◆ GOAL ◆
Extract the lines that carry the string "type" from the listing.

:::

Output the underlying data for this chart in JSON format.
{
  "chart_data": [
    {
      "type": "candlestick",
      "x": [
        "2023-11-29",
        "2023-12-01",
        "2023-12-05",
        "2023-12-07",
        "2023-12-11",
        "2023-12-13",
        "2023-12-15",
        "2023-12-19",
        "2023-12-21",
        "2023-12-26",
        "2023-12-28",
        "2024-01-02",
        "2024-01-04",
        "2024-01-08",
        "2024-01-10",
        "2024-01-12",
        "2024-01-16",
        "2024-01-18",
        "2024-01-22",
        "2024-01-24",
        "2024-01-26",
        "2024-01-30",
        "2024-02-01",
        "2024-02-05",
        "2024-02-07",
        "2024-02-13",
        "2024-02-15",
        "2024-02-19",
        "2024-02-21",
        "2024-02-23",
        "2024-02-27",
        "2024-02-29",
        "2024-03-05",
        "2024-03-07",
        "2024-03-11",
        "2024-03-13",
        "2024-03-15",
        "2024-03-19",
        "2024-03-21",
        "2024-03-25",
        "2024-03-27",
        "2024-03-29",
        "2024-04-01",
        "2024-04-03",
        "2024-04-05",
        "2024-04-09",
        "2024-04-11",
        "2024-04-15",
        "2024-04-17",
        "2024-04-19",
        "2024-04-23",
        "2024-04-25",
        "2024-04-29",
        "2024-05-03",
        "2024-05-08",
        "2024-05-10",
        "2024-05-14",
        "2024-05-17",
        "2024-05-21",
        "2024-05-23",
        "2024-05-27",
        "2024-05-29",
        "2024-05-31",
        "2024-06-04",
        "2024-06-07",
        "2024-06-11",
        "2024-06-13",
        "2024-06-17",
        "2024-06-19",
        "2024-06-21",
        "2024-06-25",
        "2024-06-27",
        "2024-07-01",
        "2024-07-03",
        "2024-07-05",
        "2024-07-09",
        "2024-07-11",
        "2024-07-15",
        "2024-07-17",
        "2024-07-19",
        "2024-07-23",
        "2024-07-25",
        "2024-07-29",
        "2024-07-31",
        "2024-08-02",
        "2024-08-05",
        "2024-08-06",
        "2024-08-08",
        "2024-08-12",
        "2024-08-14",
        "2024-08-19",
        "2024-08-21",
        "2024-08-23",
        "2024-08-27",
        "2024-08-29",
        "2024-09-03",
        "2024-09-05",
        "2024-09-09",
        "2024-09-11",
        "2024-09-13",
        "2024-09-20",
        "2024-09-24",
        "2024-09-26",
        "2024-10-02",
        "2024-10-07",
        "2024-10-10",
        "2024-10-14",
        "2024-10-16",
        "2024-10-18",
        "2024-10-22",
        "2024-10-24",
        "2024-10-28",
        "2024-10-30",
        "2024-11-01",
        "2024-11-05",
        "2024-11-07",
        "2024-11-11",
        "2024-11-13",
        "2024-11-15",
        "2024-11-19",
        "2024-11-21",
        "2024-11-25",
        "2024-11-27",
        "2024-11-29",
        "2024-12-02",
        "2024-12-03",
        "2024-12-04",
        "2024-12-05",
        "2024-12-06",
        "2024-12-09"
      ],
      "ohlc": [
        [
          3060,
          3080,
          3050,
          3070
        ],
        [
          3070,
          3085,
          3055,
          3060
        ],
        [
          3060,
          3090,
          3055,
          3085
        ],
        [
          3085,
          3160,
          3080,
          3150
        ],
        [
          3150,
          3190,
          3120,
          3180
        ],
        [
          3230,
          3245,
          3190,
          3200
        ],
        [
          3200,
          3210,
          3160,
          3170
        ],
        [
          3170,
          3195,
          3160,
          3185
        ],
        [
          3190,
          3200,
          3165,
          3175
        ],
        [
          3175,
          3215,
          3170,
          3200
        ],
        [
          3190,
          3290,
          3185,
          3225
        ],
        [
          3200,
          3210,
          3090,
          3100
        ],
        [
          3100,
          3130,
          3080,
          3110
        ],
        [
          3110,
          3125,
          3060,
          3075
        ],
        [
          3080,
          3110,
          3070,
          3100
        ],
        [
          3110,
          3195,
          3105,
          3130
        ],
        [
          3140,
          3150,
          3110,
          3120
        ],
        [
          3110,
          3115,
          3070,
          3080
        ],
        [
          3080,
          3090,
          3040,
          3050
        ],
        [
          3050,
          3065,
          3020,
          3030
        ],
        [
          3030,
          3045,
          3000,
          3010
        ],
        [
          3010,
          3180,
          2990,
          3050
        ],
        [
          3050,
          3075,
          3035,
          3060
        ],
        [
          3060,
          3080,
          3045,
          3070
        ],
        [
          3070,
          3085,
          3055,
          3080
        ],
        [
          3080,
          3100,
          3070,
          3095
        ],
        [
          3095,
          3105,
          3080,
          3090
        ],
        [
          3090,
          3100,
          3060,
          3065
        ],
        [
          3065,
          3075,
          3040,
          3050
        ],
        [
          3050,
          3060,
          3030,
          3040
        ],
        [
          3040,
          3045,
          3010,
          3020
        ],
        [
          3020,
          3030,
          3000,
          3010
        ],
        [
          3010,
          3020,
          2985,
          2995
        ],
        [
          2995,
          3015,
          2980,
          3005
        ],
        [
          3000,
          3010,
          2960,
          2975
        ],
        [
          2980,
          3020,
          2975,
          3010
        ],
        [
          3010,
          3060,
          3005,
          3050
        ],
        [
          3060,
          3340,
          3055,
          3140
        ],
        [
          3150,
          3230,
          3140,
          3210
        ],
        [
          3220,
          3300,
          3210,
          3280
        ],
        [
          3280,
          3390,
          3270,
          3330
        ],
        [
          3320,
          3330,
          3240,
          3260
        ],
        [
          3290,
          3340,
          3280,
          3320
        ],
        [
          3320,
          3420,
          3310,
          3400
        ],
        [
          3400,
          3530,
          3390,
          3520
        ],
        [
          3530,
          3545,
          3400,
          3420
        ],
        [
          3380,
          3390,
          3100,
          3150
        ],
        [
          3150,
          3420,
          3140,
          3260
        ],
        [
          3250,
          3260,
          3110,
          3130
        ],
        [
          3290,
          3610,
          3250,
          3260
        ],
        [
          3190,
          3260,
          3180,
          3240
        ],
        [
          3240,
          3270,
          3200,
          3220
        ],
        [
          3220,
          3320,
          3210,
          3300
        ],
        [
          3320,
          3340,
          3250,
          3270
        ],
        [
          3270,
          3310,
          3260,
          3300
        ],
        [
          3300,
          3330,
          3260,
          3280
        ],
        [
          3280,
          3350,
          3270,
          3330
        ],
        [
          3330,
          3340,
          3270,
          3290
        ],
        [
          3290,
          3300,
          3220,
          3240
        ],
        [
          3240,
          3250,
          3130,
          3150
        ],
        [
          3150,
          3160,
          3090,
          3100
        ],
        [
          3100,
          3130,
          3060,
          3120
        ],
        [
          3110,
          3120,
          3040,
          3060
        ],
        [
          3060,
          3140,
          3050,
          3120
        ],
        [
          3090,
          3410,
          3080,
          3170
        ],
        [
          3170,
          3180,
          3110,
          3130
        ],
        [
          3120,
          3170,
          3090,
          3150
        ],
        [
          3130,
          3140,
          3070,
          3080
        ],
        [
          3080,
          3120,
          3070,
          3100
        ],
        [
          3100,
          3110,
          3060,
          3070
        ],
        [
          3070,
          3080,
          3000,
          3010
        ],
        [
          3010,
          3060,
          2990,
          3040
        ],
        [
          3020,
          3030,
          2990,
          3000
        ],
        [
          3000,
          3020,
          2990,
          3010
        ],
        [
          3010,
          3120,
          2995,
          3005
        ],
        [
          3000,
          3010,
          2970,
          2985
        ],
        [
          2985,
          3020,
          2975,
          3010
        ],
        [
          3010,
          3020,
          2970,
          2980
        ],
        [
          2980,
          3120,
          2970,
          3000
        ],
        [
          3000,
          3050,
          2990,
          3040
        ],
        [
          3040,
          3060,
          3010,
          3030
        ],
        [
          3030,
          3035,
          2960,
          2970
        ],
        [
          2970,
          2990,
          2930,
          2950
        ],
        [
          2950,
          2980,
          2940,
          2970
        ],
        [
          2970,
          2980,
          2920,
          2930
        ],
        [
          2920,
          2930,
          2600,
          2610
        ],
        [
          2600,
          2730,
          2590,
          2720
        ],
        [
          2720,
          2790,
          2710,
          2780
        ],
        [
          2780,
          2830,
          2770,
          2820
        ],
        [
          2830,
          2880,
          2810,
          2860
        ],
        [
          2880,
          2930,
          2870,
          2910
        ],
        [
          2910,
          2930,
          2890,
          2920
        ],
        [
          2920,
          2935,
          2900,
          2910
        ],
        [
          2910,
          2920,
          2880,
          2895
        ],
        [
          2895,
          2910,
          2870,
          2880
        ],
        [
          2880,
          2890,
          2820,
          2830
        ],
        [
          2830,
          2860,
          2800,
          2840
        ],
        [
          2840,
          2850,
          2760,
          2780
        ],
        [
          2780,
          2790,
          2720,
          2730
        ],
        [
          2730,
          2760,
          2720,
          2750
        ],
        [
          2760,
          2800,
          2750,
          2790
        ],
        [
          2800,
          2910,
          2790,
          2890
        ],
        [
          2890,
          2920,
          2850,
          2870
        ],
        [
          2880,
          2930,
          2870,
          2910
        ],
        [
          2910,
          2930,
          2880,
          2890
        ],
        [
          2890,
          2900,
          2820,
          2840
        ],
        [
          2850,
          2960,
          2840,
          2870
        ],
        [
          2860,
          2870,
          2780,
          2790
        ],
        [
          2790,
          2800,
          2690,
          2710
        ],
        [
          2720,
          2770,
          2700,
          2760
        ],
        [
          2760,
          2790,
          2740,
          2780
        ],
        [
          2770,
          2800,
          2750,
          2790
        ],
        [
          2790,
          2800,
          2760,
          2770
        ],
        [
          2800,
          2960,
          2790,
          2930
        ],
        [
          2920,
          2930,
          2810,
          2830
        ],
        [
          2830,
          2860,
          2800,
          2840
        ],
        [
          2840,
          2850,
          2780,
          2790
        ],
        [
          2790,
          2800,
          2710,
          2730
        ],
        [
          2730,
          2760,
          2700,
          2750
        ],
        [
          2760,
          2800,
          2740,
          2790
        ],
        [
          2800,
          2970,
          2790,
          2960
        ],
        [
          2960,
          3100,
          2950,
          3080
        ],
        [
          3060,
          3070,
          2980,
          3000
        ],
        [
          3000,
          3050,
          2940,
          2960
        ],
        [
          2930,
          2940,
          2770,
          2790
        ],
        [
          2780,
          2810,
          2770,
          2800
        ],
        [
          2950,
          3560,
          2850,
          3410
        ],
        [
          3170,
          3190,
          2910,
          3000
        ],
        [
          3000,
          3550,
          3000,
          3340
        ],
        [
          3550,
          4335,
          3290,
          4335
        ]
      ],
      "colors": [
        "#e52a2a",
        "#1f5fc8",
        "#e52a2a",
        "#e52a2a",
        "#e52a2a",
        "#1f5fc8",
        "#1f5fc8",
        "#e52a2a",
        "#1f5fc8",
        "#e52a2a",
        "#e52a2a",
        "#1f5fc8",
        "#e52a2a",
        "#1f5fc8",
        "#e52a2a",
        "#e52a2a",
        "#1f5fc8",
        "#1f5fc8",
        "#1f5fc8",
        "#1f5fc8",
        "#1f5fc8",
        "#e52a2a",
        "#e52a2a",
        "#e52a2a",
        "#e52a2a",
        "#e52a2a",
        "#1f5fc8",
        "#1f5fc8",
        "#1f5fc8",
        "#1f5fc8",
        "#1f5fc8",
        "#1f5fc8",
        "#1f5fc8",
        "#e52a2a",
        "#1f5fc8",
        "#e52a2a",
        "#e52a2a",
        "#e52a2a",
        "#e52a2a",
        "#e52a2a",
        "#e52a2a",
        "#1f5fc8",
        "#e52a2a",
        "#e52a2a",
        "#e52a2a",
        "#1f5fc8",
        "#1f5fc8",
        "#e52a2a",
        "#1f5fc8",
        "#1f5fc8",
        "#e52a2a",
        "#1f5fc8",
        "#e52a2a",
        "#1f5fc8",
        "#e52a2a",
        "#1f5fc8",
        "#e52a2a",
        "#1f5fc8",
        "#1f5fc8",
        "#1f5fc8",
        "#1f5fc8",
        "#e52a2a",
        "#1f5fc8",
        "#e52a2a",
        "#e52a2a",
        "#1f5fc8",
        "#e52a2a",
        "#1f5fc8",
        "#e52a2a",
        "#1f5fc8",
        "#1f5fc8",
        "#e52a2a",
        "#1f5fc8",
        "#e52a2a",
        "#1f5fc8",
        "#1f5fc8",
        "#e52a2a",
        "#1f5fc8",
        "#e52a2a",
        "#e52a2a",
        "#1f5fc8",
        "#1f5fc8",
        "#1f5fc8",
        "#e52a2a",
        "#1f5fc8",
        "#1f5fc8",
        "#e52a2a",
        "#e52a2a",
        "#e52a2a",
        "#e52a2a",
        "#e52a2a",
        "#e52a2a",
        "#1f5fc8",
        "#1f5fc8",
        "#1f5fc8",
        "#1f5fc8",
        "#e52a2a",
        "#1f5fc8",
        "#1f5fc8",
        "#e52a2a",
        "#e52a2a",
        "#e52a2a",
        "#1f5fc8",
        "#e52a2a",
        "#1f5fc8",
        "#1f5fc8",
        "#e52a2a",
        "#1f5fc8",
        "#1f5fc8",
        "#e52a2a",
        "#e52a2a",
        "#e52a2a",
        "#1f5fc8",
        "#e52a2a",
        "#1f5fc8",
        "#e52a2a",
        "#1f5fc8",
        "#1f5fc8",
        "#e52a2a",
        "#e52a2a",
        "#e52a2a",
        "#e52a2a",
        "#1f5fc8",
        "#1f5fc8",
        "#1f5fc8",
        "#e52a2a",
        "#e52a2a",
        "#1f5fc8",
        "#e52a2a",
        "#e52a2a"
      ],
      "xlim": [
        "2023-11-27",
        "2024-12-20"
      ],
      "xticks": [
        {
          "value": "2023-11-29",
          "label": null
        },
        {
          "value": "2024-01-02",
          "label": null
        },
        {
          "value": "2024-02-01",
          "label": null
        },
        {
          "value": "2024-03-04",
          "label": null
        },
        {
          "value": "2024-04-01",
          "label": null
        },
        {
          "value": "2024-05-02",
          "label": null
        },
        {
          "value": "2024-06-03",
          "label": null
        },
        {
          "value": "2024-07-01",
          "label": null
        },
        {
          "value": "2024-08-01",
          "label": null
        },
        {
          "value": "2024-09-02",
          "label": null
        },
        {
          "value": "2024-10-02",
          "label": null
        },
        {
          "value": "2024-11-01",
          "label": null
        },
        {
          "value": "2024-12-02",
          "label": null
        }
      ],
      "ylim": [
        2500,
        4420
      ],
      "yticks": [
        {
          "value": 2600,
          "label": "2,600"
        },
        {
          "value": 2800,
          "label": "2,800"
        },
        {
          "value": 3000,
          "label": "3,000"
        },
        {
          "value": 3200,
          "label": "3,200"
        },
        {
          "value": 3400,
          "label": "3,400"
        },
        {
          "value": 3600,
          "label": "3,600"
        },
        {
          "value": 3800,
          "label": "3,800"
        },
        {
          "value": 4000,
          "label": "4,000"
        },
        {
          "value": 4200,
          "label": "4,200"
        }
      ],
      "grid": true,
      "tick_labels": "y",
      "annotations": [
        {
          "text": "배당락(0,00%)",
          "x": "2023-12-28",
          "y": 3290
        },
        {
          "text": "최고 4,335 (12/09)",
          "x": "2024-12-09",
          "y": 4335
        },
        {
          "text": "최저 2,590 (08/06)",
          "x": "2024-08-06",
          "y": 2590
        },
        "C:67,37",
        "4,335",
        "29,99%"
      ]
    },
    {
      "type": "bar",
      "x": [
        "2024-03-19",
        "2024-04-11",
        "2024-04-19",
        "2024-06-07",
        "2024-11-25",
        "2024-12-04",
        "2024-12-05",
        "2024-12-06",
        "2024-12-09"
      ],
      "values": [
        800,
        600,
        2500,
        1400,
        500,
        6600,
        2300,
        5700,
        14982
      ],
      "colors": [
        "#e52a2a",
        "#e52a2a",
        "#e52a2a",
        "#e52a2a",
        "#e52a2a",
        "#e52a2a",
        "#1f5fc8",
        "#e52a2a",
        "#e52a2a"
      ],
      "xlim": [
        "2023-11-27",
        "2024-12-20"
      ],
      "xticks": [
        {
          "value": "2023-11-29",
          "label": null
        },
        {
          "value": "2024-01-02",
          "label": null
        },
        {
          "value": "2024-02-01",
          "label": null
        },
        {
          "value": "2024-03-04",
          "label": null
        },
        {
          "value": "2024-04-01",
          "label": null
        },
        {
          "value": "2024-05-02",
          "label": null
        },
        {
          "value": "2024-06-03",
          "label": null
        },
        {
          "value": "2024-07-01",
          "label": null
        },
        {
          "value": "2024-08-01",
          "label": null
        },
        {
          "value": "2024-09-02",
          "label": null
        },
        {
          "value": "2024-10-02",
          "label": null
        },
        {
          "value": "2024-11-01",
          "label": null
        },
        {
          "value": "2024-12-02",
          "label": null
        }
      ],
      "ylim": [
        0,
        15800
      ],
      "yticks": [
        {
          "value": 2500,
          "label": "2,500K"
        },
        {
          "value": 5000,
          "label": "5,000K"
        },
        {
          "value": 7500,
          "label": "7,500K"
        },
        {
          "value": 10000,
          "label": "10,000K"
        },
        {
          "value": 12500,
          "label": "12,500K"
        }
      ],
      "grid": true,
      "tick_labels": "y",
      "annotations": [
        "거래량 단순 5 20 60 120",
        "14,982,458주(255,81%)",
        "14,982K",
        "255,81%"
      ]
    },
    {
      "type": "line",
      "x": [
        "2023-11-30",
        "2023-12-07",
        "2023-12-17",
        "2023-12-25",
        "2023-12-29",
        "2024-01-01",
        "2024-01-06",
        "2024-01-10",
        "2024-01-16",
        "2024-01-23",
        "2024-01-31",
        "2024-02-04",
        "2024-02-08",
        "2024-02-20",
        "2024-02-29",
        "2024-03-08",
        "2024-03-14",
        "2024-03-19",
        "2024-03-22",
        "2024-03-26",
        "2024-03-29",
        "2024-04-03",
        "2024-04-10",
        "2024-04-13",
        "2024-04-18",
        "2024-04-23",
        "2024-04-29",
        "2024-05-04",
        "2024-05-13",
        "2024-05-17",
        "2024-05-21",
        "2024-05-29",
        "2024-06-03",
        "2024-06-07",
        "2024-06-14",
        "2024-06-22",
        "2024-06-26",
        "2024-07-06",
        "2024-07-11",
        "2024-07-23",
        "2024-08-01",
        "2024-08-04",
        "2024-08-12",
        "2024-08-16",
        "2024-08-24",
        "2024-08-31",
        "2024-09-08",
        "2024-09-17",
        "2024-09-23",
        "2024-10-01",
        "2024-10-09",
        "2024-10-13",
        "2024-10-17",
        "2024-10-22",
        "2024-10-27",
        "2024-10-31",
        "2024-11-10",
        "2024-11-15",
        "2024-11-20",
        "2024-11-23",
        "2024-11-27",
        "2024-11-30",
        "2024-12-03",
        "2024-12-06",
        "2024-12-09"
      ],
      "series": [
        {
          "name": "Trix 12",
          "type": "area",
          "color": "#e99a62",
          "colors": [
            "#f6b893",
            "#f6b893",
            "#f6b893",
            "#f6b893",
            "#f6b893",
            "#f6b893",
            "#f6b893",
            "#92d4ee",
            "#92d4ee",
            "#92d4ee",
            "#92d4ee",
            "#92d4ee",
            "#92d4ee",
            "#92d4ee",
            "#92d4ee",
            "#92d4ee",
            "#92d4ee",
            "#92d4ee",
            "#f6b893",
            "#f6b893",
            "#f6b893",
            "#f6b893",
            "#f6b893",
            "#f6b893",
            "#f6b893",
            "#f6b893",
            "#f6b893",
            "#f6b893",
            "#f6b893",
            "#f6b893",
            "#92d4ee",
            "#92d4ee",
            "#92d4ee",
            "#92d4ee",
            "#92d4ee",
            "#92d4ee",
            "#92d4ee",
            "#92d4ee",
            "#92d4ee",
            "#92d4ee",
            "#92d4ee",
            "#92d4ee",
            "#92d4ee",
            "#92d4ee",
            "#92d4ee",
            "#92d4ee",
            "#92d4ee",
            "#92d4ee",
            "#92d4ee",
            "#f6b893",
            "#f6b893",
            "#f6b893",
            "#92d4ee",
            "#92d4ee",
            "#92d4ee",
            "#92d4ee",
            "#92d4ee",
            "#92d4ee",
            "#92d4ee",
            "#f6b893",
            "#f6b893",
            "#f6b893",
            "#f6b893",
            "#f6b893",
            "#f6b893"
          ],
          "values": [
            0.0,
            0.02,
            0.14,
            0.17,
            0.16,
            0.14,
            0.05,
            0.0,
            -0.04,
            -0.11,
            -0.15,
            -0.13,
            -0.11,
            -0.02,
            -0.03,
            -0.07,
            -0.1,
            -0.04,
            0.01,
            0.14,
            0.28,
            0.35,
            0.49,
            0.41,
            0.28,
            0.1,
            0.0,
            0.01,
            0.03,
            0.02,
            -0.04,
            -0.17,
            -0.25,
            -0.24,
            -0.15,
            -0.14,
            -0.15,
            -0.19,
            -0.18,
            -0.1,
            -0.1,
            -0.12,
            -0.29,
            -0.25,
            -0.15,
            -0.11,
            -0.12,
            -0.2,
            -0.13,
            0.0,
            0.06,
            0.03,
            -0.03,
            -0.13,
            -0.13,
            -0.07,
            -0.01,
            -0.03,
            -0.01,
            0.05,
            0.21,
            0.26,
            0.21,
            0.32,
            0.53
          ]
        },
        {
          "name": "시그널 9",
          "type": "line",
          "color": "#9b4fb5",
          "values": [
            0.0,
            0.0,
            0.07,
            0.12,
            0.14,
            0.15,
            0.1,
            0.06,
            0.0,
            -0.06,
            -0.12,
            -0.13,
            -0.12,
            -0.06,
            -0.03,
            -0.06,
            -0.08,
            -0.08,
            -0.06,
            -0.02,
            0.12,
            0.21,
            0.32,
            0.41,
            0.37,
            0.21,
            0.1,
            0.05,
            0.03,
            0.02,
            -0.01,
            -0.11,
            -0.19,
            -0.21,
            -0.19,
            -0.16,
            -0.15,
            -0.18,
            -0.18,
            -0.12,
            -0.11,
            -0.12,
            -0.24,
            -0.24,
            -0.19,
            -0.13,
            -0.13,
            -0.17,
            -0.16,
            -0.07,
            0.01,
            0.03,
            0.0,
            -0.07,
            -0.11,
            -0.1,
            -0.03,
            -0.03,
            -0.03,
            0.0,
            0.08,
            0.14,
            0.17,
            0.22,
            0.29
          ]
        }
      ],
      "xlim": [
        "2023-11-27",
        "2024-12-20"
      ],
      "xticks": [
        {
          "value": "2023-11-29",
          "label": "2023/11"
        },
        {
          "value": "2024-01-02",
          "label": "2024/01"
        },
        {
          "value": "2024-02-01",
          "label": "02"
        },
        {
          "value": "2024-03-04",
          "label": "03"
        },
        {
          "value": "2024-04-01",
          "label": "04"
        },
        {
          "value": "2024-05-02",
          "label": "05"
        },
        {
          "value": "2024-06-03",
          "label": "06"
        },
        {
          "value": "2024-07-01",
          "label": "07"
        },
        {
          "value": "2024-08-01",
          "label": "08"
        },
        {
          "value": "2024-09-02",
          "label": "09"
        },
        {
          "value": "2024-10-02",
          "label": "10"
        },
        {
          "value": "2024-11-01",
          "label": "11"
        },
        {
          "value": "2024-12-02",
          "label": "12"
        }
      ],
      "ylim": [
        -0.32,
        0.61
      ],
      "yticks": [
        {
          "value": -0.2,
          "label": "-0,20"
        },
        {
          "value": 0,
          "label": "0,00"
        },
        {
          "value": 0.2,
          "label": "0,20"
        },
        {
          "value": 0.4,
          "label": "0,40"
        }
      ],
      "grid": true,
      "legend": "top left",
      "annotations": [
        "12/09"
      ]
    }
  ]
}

:::

◆ EXERCISE OUTPUT ◆
      "type": "candlestick",
      "type": "bar",
      "type": "line",
          "type": "area",
          "type": "line",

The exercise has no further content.